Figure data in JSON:
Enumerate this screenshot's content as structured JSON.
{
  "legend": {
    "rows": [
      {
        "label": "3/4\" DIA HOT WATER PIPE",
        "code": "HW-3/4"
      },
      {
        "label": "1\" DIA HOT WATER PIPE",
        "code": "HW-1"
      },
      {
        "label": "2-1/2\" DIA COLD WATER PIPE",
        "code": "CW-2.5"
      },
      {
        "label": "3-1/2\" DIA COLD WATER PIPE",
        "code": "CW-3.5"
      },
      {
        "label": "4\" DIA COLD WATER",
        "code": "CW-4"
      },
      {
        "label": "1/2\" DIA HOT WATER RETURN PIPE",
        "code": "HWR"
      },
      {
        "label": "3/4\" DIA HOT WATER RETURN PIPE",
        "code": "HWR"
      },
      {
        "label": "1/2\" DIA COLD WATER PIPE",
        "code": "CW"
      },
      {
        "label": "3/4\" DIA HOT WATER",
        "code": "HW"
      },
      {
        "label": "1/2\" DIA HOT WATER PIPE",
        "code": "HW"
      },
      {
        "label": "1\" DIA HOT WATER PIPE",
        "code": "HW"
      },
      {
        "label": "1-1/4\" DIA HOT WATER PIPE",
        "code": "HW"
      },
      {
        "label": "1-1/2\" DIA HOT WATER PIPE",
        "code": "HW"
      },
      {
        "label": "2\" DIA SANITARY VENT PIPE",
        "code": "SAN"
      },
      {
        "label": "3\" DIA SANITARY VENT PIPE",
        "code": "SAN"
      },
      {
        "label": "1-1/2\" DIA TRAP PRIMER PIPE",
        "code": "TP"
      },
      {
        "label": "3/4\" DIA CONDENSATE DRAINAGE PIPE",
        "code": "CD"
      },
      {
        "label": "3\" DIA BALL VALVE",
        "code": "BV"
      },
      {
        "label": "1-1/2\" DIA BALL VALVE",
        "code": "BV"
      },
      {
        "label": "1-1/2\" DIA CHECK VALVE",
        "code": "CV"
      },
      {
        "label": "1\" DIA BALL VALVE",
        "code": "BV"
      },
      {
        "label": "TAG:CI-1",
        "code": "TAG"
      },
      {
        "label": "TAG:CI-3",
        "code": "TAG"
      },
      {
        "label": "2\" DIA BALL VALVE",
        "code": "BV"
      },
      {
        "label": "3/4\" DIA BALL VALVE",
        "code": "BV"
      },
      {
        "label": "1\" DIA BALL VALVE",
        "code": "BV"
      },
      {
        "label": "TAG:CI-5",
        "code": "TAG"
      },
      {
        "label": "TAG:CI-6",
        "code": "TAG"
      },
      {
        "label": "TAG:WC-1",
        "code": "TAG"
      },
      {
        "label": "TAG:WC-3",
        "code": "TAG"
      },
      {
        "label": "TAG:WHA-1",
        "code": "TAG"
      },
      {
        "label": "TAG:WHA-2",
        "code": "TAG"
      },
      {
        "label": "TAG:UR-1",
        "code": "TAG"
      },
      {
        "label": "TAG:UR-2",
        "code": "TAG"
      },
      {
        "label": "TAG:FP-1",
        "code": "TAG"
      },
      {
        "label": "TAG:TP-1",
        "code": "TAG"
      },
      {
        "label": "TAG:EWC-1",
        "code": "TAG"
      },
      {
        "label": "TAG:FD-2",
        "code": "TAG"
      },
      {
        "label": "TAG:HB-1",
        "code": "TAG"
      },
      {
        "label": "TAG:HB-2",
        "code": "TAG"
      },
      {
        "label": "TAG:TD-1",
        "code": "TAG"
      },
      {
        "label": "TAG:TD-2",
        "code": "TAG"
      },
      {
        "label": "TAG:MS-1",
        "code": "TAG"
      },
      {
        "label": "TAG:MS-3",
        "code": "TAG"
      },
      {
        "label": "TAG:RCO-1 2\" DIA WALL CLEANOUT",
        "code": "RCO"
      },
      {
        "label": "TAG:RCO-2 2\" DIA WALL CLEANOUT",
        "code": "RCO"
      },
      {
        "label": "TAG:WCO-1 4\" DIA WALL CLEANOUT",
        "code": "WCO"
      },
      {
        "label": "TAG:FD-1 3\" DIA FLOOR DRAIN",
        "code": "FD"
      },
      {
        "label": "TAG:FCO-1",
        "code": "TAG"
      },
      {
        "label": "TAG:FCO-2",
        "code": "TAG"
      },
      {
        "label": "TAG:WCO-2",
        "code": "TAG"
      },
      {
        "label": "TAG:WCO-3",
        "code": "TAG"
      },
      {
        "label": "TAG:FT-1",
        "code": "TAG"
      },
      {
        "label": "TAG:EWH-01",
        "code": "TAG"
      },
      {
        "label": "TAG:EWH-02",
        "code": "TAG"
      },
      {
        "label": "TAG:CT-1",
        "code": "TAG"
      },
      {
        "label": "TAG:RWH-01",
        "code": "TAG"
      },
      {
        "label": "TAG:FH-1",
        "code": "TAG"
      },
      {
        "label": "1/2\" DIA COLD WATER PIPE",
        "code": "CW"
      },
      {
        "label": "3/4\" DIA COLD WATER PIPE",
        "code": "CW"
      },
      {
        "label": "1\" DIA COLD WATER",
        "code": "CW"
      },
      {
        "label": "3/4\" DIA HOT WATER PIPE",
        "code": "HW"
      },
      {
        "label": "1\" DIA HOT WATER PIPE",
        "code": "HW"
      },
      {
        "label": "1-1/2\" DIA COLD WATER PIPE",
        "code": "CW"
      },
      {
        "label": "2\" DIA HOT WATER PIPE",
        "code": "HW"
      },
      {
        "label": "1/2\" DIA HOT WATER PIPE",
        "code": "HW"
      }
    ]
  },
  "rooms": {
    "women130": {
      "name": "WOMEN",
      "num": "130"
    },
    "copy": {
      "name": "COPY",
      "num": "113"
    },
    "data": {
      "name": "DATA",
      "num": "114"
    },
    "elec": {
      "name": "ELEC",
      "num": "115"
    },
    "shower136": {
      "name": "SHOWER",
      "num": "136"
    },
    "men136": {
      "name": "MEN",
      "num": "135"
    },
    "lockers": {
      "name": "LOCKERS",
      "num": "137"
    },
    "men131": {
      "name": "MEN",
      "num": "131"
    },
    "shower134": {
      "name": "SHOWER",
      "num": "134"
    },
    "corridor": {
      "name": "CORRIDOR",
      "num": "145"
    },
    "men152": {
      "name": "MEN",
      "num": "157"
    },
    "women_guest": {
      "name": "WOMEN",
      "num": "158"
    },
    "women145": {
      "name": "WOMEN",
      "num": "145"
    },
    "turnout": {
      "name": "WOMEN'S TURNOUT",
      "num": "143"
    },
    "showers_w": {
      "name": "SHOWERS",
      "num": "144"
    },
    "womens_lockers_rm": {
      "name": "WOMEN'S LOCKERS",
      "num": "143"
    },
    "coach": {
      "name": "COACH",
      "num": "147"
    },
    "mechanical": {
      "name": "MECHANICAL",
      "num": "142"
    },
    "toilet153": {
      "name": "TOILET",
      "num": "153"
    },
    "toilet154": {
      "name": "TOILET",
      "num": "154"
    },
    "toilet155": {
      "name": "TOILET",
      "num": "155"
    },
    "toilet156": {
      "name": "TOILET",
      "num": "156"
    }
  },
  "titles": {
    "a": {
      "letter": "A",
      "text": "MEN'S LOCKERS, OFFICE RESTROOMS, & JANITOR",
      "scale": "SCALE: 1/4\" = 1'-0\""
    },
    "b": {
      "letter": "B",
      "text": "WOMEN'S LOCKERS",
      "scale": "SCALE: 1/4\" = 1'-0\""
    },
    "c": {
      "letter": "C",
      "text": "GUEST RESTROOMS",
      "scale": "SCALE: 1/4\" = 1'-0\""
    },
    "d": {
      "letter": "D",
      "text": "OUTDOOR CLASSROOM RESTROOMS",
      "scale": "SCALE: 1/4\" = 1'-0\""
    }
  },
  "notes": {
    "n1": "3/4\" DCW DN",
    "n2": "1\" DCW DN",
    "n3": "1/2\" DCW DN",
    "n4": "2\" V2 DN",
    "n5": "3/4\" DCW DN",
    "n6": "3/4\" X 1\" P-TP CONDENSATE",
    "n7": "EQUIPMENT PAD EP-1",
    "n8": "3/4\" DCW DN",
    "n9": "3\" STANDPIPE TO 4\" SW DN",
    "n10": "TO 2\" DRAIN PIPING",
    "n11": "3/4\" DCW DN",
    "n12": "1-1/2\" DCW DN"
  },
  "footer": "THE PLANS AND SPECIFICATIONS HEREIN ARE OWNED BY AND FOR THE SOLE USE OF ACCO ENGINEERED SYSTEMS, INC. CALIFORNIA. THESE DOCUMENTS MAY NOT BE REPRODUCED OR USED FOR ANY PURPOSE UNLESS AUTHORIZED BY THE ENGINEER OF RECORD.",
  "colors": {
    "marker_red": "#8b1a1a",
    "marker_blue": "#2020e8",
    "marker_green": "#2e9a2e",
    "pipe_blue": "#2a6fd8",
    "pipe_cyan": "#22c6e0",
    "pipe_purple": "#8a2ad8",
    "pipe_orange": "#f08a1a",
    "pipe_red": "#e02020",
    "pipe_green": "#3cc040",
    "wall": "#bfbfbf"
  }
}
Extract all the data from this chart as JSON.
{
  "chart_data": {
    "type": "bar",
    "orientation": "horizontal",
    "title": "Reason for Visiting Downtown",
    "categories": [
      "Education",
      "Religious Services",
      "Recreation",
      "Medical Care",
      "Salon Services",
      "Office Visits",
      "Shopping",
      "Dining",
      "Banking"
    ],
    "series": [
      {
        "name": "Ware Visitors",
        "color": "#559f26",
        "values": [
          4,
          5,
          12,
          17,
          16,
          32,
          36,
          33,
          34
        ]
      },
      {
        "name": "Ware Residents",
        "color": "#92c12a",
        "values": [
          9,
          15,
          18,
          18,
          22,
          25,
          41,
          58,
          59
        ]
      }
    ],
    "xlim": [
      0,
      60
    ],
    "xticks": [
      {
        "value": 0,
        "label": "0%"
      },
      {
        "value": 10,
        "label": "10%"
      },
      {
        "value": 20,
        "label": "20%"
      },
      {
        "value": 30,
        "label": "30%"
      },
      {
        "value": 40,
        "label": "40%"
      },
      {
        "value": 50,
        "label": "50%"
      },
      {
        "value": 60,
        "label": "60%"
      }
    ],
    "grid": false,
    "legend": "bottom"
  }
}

**Required work**
Tell how many lines of the data include the word "SANITARY", and nothing else.

**Answer in full**
2